- **Task directions**: Locate the lines of the listing below that hold "primary", then copy each of them.
......
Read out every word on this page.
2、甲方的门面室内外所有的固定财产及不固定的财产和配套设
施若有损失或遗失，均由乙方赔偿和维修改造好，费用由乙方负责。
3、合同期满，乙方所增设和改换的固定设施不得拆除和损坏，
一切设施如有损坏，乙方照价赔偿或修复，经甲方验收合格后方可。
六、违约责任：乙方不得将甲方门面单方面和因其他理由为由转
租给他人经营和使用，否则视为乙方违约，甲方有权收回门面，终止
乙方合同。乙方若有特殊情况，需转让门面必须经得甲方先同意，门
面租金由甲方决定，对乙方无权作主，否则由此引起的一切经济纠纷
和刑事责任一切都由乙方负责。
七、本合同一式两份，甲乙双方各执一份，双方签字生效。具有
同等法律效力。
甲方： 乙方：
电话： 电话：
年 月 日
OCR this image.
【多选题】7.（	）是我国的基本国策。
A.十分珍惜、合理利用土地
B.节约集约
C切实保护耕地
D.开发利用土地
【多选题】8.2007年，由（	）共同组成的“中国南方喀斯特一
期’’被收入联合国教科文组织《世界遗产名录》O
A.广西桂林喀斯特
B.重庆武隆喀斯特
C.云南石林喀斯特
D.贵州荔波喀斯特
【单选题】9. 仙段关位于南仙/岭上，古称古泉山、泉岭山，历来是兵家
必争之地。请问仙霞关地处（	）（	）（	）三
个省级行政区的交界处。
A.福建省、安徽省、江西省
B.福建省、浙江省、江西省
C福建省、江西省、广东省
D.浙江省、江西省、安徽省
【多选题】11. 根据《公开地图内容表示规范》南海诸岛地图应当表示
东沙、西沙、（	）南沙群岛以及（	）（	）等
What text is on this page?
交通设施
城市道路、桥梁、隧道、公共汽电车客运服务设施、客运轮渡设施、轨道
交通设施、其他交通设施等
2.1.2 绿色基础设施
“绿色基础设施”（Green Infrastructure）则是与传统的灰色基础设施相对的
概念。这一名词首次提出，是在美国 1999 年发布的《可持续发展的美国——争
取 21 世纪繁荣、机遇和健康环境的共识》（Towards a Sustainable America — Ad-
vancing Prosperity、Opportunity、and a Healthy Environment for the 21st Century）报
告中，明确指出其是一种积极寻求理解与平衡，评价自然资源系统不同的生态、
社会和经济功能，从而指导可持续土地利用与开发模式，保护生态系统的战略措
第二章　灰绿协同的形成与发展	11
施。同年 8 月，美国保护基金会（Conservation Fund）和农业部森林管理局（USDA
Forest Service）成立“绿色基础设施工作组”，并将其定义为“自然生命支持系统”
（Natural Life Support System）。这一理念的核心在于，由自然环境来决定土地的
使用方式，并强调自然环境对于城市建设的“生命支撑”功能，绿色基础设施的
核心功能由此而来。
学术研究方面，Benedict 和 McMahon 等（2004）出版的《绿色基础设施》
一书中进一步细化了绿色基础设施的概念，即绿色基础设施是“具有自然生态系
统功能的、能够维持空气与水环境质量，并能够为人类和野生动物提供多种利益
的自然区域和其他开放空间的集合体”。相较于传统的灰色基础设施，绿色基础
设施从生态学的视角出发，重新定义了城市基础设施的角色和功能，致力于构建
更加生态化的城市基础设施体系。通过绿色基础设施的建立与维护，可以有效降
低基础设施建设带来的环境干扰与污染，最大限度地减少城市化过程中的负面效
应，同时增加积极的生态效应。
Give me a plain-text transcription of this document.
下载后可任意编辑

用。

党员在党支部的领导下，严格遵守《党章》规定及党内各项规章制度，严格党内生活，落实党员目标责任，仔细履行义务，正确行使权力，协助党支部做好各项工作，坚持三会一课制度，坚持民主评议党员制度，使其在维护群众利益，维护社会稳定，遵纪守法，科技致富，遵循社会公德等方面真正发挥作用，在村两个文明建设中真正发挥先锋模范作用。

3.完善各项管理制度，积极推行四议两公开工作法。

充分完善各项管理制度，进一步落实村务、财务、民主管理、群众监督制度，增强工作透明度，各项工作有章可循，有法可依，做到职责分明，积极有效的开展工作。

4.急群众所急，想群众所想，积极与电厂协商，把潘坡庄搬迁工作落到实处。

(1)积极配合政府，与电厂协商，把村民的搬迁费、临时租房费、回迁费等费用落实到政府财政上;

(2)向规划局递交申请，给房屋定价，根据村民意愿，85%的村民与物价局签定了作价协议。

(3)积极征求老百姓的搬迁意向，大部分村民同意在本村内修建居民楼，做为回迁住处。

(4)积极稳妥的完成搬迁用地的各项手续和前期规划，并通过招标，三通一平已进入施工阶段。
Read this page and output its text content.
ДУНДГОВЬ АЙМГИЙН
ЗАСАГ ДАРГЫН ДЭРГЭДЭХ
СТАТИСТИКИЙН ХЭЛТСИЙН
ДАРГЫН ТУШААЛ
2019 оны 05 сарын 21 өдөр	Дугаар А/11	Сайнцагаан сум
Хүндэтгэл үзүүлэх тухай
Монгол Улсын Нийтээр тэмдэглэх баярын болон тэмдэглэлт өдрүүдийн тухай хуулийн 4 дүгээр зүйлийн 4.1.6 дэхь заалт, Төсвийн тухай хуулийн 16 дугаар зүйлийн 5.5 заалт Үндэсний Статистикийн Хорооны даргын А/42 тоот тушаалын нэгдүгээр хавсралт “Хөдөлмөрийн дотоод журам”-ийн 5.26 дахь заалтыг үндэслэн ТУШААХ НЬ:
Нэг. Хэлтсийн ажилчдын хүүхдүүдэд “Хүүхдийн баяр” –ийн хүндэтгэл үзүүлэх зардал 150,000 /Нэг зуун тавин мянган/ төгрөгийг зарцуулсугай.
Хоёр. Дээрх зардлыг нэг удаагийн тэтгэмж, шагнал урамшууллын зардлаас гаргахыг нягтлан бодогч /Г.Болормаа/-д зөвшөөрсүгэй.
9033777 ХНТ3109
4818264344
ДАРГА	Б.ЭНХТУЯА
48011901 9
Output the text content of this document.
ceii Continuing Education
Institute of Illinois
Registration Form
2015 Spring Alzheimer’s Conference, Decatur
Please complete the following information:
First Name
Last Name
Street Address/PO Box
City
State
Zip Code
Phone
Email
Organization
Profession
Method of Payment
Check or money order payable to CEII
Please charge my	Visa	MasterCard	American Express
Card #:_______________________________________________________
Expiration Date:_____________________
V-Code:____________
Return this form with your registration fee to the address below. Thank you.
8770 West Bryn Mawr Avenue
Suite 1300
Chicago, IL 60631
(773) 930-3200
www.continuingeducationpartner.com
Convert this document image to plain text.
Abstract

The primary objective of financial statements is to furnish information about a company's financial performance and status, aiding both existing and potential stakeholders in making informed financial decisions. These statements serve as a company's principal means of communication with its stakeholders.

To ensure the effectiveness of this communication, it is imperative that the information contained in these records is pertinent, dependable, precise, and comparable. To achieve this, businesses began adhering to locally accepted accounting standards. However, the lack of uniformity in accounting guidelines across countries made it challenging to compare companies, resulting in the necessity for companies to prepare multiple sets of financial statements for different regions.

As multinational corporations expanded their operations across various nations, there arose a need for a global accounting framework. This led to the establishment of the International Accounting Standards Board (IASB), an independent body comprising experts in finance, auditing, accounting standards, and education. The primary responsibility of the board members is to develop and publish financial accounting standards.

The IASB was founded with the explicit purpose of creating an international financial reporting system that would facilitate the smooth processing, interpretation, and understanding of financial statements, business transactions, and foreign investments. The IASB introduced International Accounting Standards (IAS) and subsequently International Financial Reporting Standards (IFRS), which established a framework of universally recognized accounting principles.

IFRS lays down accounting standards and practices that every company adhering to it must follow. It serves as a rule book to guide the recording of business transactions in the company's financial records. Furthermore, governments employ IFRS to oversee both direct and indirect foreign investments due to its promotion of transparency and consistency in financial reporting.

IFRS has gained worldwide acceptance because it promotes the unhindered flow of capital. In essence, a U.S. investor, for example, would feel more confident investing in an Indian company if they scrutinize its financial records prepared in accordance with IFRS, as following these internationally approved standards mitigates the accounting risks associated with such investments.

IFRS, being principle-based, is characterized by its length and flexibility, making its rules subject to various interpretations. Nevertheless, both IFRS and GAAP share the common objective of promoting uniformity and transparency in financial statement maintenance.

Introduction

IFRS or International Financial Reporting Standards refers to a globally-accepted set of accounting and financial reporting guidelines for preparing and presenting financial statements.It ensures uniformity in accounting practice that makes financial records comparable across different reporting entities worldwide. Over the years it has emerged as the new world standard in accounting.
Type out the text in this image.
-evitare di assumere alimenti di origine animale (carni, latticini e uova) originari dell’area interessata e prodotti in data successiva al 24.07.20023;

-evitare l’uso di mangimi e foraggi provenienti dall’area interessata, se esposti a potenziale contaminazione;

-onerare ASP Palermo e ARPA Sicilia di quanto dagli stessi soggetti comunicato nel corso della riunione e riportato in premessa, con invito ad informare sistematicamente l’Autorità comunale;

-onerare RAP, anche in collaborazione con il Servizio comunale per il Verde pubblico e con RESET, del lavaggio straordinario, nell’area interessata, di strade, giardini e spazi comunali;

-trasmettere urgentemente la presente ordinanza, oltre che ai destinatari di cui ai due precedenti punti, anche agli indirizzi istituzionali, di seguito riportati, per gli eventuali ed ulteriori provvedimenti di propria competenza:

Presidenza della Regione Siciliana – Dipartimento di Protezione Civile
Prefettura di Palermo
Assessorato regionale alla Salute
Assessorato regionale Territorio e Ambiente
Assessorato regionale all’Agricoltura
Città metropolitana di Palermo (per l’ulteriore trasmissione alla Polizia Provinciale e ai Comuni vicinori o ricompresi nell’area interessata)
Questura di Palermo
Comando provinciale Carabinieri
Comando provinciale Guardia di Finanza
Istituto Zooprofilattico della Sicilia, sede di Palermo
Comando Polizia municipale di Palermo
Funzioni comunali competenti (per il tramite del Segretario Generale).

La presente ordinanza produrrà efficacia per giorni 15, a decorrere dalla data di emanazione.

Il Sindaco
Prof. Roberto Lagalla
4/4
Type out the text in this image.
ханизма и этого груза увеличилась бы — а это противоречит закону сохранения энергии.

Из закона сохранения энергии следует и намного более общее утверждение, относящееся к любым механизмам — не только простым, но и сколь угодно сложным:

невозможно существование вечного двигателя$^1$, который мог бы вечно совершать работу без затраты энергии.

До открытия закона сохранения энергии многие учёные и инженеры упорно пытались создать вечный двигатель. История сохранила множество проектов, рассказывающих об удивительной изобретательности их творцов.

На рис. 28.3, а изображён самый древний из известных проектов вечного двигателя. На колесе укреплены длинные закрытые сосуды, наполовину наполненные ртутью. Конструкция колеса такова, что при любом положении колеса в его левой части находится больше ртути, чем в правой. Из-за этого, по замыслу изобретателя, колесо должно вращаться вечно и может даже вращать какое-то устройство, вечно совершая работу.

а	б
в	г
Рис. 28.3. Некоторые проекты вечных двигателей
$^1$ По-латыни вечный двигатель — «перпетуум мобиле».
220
......
- **Problem solution**:
The primary objective of financial statements is to furnish information about a company's financial performance and status, aiding both existing and potential stakeholders in making informed financial decisions. These statements serve as a company's principal means of communication with its stakeholders.
As multinational corporations expanded their operations across various nations, there arose a need for a global accounting framework. This led to the establishment of the International Accounting Standards Board (IASB), an independent body comprising experts in finance, auditing, accounting standards, and education. The primary responsibility of the board members is to develop and publish financial accounting standards.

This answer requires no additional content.